** Start SUPPLIED MATERIAL **

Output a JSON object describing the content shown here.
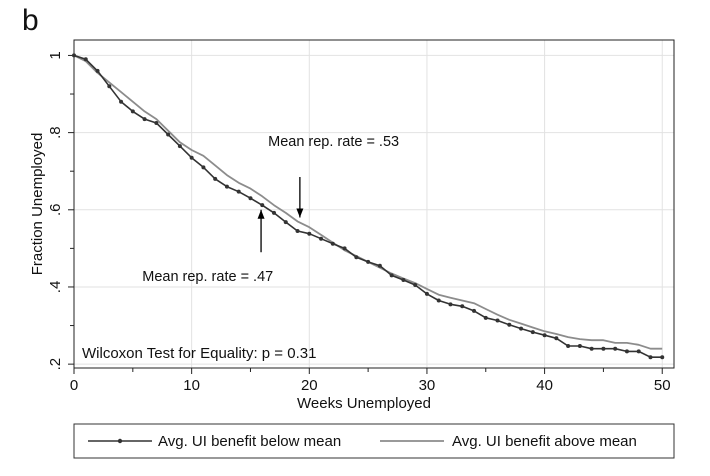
{
  "panel_label": "b",
  "chart_data": {
    "type": "line",
    "xlabel": "Weeks Unemployed",
    "ylabel": "Fraction Unemployed",
    "xlim": [
      0,
      51
    ],
    "ylim": [
      0.19,
      1.04
    ],
    "xticks": [
      0,
      10,
      20,
      30,
      40,
      50
    ],
    "xtick_labels": [
      "0",
      "10",
      "20",
      "30",
      "40",
      "50"
    ],
    "yticks": [
      0.2,
      0.4,
      0.6,
      0.8,
      1.0
    ],
    "ytick_labels": [
      ".2",
      ".4",
      ".6",
      ".8",
      "1"
    ],
    "grid": true,
    "legend_position": "bottom",
    "series": [
      {
        "name": "Avg. UI benefit below mean",
        "color": "#333333",
        "marker": "dot",
        "x": [
          0,
          1,
          2,
          3,
          4,
          5,
          6,
          7,
          8,
          9,
          10,
          11,
          12,
          13,
          14,
          15,
          16,
          17,
          18,
          19,
          20,
          21,
          22,
          23,
          24,
          25,
          26,
          27,
          28,
          29,
          30,
          31,
          32,
          33,
          34,
          35,
          36,
          37,
          38,
          39,
          40,
          41,
          42,
          43,
          44,
          45,
          46,
          47,
          48,
          49,
          50
        ],
        "values": [
          1.0,
          0.99,
          0.96,
          0.92,
          0.88,
          0.855,
          0.835,
          0.825,
          0.795,
          0.765,
          0.735,
          0.71,
          0.68,
          0.66,
          0.647,
          0.63,
          0.612,
          0.592,
          0.568,
          0.545,
          0.538,
          0.525,
          0.512,
          0.5,
          0.477,
          0.465,
          0.455,
          0.43,
          0.418,
          0.405,
          0.382,
          0.365,
          0.355,
          0.35,
          0.338,
          0.32,
          0.313,
          0.302,
          0.292,
          0.283,
          0.275,
          0.267,
          0.247,
          0.247,
          0.24,
          0.24,
          0.24,
          0.233,
          0.233,
          0.218,
          0.218
        ]
      },
      {
        "name": "Avg. UI benefit above mean",
        "color": "#8c8c8c",
        "marker": "none",
        "x": [
          0,
          1,
          2,
          3,
          4,
          5,
          6,
          7,
          8,
          9,
          10,
          11,
          12,
          13,
          14,
          15,
          16,
          17,
          18,
          19,
          20,
          21,
          22,
          23,
          24,
          25,
          26,
          27,
          28,
          29,
          30,
          31,
          32,
          33,
          34,
          35,
          36,
          37,
          38,
          39,
          40,
          41,
          42,
          43,
          44,
          45,
          46,
          47,
          48,
          49,
          50
        ],
        "values": [
          1.0,
          0.985,
          0.955,
          0.93,
          0.905,
          0.88,
          0.855,
          0.835,
          0.805,
          0.775,
          0.755,
          0.74,
          0.715,
          0.69,
          0.67,
          0.655,
          0.635,
          0.612,
          0.592,
          0.57,
          0.555,
          0.535,
          0.515,
          0.495,
          0.48,
          0.465,
          0.45,
          0.435,
          0.422,
          0.41,
          0.395,
          0.38,
          0.372,
          0.365,
          0.358,
          0.343,
          0.328,
          0.315,
          0.305,
          0.295,
          0.285,
          0.278,
          0.27,
          0.265,
          0.262,
          0.262,
          0.255,
          0.255,
          0.25,
          0.24,
          0.24
        ]
      }
    ],
    "annotations": [
      {
        "text": "Mean rep. rate = .53",
        "x_text": 16.5,
        "y_text": 0.765,
        "arrow_from": [
          19.2,
          0.685
        ],
        "arrow_to": [
          19.2,
          0.58
        ]
      },
      {
        "text": "Mean rep. rate = .47",
        "x_text": 5.8,
        "y_text": 0.415,
        "arrow_from": [
          15.9,
          0.49
        ],
        "arrow_to": [
          15.9,
          0.6
        ]
      }
    ],
    "note": "Wilcoxon Test for Equality: p = 0.31"
  }
}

** End SUPPLIED MATERIAL **

— EXERCISE AIM —
Which lines of the data include "benefit"? Copy each of them.

— ANSWER FOR THIS EXERCISE —
        "name": "Avg. UI benefit below mean",
        "name": "Avg. UI benefit above mean",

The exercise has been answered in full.